▸ **DO THIS**
Transcribe the entries below exactly; leave every image out.

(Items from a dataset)
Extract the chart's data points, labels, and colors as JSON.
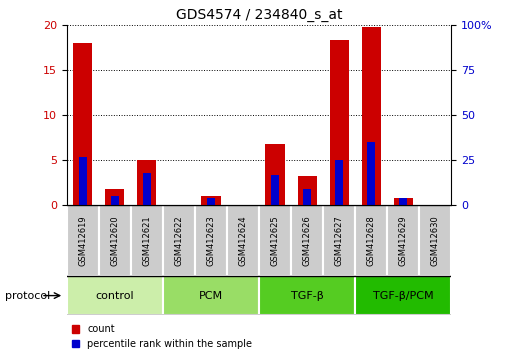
{
  "title": "GDS4574 / 234840_s_at",
  "samples": [
    "GSM412619",
    "GSM412620",
    "GSM412621",
    "GSM412622",
    "GSM412623",
    "GSM412624",
    "GSM412625",
    "GSM412626",
    "GSM412627",
    "GSM412628",
    "GSM412629",
    "GSM412630"
  ],
  "count_values": [
    18,
    1.8,
    5,
    0,
    1,
    0,
    6.8,
    3.2,
    18.3,
    19.8,
    0.8,
    0
  ],
  "percentile_values": [
    27,
    5,
    18,
    0,
    4,
    0,
    17,
    9,
    25,
    35,
    4,
    0
  ],
  "left_ylim": [
    0,
    20
  ],
  "right_ylim": [
    0,
    100
  ],
  "left_yticks": [
    0,
    5,
    10,
    15,
    20
  ],
  "right_yticks": [
    0,
    25,
    50,
    75,
    100
  ],
  "right_yticklabels": [
    "0",
    "25",
    "50",
    "75",
    "100%"
  ],
  "groups": [
    {
      "label": "control",
      "indices": [
        0,
        1,
        2
      ],
      "color": "#cceeaa"
    },
    {
      "label": "PCM",
      "indices": [
        3,
        4,
        5
      ],
      "color": "#99dd66"
    },
    {
      "label": "TGF-β",
      "indices": [
        6,
        7,
        8
      ],
      "color": "#55cc22"
    },
    {
      "label": "TGF-β/PCM",
      "indices": [
        9,
        10,
        11
      ],
      "color": "#22bb00"
    }
  ],
  "bar_color_red": "#cc0000",
  "bar_color_blue": "#0000cc",
  "bar_width": 0.6,
  "blue_bar_width": 0.25,
  "grid_color": "black",
  "grid_style": "dotted",
  "bg_color": "white",
  "tick_label_color_left": "#cc0000",
  "tick_label_color_right": "#0000cc",
  "protocol_label": "protocol",
  "legend_count": "count",
  "legend_percentile": "percentile rank within the sample",
  "sample_box_color": "#cccccc",
  "sample_label_fontsize": 6,
  "group_label_fontsize": 8,
  "title_fontsize": 10
}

▸ **EXERCISE RESPONSE**
Extract the chart's data points, labels, and colors as JSON.
{
  "title": "GDS4574 / 234840_s_at",
  "samples": [
    "GSM412619",
    "GSM412620",
    "GSM412621",
    "GSM412622",
    "GSM412623",
    "GSM412624",
    "GSM412625",
    "GSM412626",
    "GSM412627",
    "GSM412628",
    "GSM412629",
    "GSM412630"
  ],
  "count_values": [
    18,
    1.8,
    5,
    0,
    1,
    0,
    6.8,
    3.2,
    18.3,
    19.8,
    0.8,
    0
  ],
  "percentile_values": [
    27,
    5,
    18,
    0,
    4,
    0,
    17,
    9,
    25,
    35,
    4,
    0
  ],
  "left_ylim": [
    0,
    20
  ],
  "right_ylim": [
    0,
    100
  ],
  "left_yticks": [
    0,
    5,
    10,
    15,
    20
  ],
  "right_yticks": [
    0,
    25,
    50,
    75,
    100
  ],
  "right_yticklabels": [
    "0",
    "25",
    "50",
    "75",
    "100%"
  ],
  "groups": [
    {
      "label": "control",
      "indices": [
        0,
        1,
        2
      ],
      "color": "#cceeaa"
    },
    {
      "label": "PCM",
      "indices": [
        3,
        4,
        5
      ],
      "color": "#99dd66"
    },
    {
      "label": "TGF-β",
      "indices": [
        6,
        7,
        8
      ],
      "color": "#55cc22"
    },
    {
      "label": "TGF-β/PCM",
      "indices": [
        9,
        10,
        11
      ],
      "color": "#22bb00"
    }
  ],
  "bar_color_red": "#cc0000",
  "bar_color_blue": "#0000cc",
  "bar_width": 0.6,
  "blue_bar_width": 0.25,
  "grid_color": "black",
  "grid_style": "dotted",
  "bg_color": "white",
  "tick_label_color_left": "#cc0000",
  "tick_label_color_right": "#0000cc",
  "protocol_label": "protocol",
  "legend_count": "count",
  "legend_percentile": "percentile rank within the sample",
  "sample_box_color": "#cccccc",
  "sample_label_fontsize": 6,
  "group_label_fontsize": 8,
  "title_fontsize": 10
}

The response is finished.